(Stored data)
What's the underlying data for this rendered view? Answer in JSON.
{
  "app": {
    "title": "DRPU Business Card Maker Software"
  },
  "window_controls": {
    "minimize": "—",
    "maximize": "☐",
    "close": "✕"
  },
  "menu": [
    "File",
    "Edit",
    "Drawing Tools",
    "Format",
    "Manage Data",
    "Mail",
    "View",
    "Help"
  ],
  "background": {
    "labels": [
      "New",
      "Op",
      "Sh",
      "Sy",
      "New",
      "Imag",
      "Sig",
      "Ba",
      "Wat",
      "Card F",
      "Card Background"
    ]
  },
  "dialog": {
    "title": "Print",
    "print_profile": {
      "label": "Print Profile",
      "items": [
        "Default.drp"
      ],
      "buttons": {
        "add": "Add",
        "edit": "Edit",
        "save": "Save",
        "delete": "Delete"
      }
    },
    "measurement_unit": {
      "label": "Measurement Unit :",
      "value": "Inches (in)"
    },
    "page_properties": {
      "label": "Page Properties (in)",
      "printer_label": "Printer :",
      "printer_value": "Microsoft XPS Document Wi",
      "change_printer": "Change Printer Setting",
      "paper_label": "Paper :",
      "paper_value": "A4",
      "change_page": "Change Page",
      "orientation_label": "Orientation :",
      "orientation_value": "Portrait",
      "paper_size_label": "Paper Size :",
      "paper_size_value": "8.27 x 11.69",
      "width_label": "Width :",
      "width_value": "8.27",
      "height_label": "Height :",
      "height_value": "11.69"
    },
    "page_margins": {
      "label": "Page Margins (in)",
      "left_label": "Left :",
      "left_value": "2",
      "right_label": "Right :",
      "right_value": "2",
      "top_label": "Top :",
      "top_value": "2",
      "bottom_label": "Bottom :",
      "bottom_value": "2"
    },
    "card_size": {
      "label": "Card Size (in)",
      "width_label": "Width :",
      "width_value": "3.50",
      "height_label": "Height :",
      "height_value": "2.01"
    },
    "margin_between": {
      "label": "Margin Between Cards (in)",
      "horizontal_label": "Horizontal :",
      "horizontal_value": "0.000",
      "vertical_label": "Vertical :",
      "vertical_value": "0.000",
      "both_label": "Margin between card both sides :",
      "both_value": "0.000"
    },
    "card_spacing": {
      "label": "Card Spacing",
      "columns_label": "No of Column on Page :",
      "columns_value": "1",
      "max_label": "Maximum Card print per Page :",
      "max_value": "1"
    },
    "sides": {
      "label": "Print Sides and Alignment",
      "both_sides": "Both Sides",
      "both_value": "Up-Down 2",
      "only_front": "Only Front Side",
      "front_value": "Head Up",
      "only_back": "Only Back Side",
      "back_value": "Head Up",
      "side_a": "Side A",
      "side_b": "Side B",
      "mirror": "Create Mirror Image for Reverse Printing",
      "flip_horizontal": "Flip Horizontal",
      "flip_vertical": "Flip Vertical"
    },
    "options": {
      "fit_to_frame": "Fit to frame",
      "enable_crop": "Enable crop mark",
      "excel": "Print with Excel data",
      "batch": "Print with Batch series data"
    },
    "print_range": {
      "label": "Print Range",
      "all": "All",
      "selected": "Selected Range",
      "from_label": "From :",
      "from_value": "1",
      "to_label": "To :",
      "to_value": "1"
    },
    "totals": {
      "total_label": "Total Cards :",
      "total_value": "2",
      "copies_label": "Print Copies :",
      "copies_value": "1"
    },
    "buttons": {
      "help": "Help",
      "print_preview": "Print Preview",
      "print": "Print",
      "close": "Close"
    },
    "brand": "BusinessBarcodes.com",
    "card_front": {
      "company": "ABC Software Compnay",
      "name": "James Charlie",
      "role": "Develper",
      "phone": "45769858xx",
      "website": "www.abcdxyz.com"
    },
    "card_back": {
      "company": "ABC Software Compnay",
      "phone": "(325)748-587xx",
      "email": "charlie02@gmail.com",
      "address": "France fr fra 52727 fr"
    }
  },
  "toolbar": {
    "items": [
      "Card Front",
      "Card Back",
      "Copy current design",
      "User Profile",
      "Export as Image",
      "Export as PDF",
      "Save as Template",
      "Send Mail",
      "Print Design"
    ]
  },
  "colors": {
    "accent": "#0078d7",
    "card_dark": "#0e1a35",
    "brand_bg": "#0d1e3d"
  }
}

→ **Task to carry out**: Every record shown above must be echoed exactly.

→ **Task response**:
What's the underlying data for this rendered view? Answer in JSON.
{
  "app": {
    "title": "DRPU Business Card Maker Software"
  },
  "window_controls": {
    "minimize": "—",
    "maximize": "☐",
    "close": "✕"
  },
  "menu": [
    "File",
    "Edit",
    "Drawing Tools",
    "Format",
    "Manage Data",
    "Mail",
    "View",
    "Help"
  ],
  "background": {
    "labels": [
      "New",
      "Op",
      "Sh",
      "Sy",
      "New",
      "Imag",
      "Sig",
      "Ba",
      "Wat",
      "Card F",
      "Card Background"
    ]
  },
  "dialog": {
    "title": "Print",
    "print_profile": {
      "label": "Print Profile",
      "items": [
        "Default.drp"
      ],
      "buttons": {
        "add": "Add",
        "edit": "Edit",
        "save": "Save",
        "delete": "Delete"
      }
    },
    "measurement_unit": {
      "label": "Measurement Unit :",
      "value": "Inches (in)"
    },
    "page_properties": {
      "label": "Page Properties (in)",
      "printer_label": "Printer :",
      "printer_value": "Microsoft XPS Document Wi",
      "change_printer": "Change Printer Setting",
      "paper_label": "Paper :",
      "paper_value": "A4",
      "change_page": "Change Page",
      "orientation_label": "Orientation :",
      "orientation_value": "Portrait",
      "paper_size_label": "Paper Size :",
      "paper_size_value": "8.27 x 11.69",
      "width_label": "Width :",
      "width_value": "8.27",
      "height_label": "Height :",
      "height_value": "11.69"
    },
    "page_margins": {
      "label": "Page Margins (in)",
      "left_label": "Left :",
      "left_value": "2",
      "right_label": "Right :",
      "right_value": "2",
      "top_label": "Top :",
      "top_value": "2",
      "bottom_label": "Bottom :",
      "bottom_value": "2"
    },
    "card_size": {
      "label": "Card Size (in)",
      "width_label": "Width :",
      "width_value": "3.50",
      "height_label": "Height :",
      "height_value": "2.01"
    },
    "margin_between": {
      "label": "Margin Between Cards (in)",
      "horizontal_label": "Horizontal :",
      "horizontal_value": "0.000",
      "vertical_label": "Vertical :",
      "vertical_value": "0.000",
      "both_label": "Margin between card both sides :",
      "both_value": "0.000"
    },
    "card_spacing": {
      "label": "Card Spacing",
      "columns_label": "No of Column on Page :",
      "columns_value": "1",
      "max_label": "Maximum Card print per Page :",
      "max_value": "1"
    },
    "sides": {
      "label": "Print Sides and Alignment",
      "both_sides": "Both Sides",
      "both_value": "Up-Down 2",
      "only_front": "Only Front Side",
      "front_value": "Head Up",
      "only_back": "Only Back Side",
      "back_value": "Head Up",
      "side_a": "Side A",
      "side_b": "Side B",
      "mirror": "Create Mirror Image for Reverse Printing",
      "flip_horizontal": "Flip Horizontal",
      "flip_vertical": "Flip Vertical"
    },
    "options": {
      "fit_to_frame": "Fit to frame",
      "enable_crop": "Enable crop mark",
      "excel": "Print with Excel data",
      "batch": "Print with Batch series data"
    },
    "print_range": {
      "label": "Print Range",
      "all": "All",
      "selected": "Selected Range",
      "from_label": "From :",
      "from_value": "1",
      "to_label": "To :",
      "to_value": "1"
    },
    "totals": {
      "total_label": "Total Cards :",
      "total_value": "2",
      "copies_label": "Print Copies :",
      "copies_value": "1"
    },
    "buttons": {
      "help": "Help",
      "print_preview": "Print Preview",
      "print": "Print",
      "close": "Close"
    },
    "brand": "BusinessBarcodes.com",
    "card_front": {
      "company": "ABC Software Compnay",
      "name": "James Charlie",
      "role": "Develper",
      "phone": "45769858xx",
      "website": "www.abcdxyz.com"
    },
    "card_back": {
      "company": "ABC Software Compnay",
      "phone": "(325)748-587xx",
      "email": "charlie02@gmail.com",
      "address": "France fr fra 52727 fr"
    }
  },
  "toolbar": {
    "items": [
      "Card Front",
      "Card Back",
      "Copy current design",
      "User Profile",
      "Export as Image",
      "Export as PDF",
      "Save as Template",
      "Send Mail",
      "Print Design"
    ]
  },
  "colors": {
    "accent": "#0078d7",
    "card_dark": "#0e1a35",
    "brand_bg": "#0d1e3d"
  }
}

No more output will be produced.